**Data for processing**
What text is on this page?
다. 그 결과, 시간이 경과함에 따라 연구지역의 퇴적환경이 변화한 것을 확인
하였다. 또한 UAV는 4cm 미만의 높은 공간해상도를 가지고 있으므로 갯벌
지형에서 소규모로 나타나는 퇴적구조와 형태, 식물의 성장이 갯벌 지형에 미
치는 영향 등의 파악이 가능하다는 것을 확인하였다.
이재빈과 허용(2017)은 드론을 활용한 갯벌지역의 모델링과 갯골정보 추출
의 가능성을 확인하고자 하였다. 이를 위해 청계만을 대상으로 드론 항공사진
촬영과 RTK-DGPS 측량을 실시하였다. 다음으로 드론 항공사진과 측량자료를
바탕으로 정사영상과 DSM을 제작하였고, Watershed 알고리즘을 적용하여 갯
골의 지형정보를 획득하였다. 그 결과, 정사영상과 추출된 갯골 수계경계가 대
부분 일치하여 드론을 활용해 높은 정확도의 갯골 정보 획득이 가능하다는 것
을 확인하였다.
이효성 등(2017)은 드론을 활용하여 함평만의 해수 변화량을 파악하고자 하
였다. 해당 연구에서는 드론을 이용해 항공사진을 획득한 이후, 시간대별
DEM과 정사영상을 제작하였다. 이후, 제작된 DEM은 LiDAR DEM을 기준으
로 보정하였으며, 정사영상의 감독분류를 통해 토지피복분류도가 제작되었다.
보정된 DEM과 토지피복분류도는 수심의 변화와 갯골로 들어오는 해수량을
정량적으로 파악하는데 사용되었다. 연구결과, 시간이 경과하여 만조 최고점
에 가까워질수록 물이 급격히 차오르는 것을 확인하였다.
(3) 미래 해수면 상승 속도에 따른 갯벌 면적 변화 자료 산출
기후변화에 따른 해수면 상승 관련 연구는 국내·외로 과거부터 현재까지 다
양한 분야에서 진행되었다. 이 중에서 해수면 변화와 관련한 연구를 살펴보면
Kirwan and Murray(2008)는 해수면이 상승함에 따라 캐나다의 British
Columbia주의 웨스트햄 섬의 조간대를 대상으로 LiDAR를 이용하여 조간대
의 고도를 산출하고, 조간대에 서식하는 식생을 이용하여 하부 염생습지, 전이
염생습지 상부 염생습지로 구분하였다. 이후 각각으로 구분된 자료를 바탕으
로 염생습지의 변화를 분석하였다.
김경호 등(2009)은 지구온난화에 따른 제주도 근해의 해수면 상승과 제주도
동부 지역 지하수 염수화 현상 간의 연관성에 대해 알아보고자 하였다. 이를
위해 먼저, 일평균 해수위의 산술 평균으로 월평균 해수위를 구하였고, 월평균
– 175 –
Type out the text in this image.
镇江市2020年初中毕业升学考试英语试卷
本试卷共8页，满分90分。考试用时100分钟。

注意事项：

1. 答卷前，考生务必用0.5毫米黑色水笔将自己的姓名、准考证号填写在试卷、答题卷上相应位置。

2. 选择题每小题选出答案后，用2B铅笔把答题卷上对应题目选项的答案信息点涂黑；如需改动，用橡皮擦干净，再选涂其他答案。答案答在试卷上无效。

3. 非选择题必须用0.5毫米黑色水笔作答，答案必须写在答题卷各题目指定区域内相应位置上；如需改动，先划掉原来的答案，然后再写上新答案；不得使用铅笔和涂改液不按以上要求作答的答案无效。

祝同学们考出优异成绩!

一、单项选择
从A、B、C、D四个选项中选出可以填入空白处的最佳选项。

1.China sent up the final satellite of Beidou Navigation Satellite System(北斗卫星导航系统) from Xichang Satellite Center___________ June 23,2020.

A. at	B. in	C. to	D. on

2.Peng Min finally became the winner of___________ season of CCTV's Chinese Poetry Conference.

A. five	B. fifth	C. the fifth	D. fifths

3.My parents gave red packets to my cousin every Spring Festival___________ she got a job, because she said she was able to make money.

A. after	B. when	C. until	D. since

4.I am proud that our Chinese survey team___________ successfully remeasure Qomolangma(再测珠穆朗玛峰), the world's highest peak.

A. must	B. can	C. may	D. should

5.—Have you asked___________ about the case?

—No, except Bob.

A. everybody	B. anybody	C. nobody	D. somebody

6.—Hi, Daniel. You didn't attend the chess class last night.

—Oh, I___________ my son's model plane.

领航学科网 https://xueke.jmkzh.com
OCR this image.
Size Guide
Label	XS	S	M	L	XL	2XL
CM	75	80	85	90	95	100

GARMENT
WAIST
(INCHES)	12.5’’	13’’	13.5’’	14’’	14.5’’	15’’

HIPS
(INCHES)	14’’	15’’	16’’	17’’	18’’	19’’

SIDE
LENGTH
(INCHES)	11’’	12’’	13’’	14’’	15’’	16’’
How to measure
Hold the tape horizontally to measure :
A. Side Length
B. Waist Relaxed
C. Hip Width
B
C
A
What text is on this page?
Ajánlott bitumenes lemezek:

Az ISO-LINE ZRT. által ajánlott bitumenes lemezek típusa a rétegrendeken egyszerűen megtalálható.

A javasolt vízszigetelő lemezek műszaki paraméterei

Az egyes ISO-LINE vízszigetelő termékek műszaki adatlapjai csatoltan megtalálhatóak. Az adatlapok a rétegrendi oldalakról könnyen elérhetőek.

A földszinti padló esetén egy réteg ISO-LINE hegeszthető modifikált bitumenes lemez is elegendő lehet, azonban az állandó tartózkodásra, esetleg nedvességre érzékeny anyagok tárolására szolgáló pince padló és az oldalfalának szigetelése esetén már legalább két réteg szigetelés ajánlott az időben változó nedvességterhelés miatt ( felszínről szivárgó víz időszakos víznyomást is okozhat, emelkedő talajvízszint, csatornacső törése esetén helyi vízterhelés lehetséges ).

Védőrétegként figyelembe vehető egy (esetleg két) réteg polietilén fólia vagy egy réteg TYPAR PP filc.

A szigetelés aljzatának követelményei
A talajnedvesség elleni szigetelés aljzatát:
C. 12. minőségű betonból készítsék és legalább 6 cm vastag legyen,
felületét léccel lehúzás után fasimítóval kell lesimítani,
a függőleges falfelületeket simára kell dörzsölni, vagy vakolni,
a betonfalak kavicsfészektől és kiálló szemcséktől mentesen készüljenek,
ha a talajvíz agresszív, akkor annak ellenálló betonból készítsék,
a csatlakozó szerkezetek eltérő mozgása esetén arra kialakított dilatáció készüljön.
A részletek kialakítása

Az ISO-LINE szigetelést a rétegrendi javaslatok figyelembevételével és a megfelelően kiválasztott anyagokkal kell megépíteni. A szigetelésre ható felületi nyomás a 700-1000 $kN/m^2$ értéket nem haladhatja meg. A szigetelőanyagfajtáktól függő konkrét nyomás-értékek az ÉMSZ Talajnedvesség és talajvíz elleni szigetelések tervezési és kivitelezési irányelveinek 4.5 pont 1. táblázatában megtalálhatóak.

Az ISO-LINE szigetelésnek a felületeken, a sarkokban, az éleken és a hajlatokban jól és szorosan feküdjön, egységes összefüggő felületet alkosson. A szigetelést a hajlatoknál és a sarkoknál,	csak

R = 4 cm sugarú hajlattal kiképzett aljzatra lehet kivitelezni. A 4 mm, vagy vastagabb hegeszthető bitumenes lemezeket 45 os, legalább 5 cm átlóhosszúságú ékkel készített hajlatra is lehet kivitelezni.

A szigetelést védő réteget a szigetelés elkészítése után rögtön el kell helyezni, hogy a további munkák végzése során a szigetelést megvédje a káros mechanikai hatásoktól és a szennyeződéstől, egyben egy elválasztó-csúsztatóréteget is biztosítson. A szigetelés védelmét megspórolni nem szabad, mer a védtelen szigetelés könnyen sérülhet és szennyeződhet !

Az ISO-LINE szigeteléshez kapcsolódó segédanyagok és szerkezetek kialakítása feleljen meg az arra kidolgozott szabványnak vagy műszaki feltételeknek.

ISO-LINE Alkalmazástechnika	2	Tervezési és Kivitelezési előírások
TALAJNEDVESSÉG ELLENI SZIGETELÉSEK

**Written request**
Among the entries, how many lines contain the string "this"? Give the number without anything else.

**Reply to the exercise**
4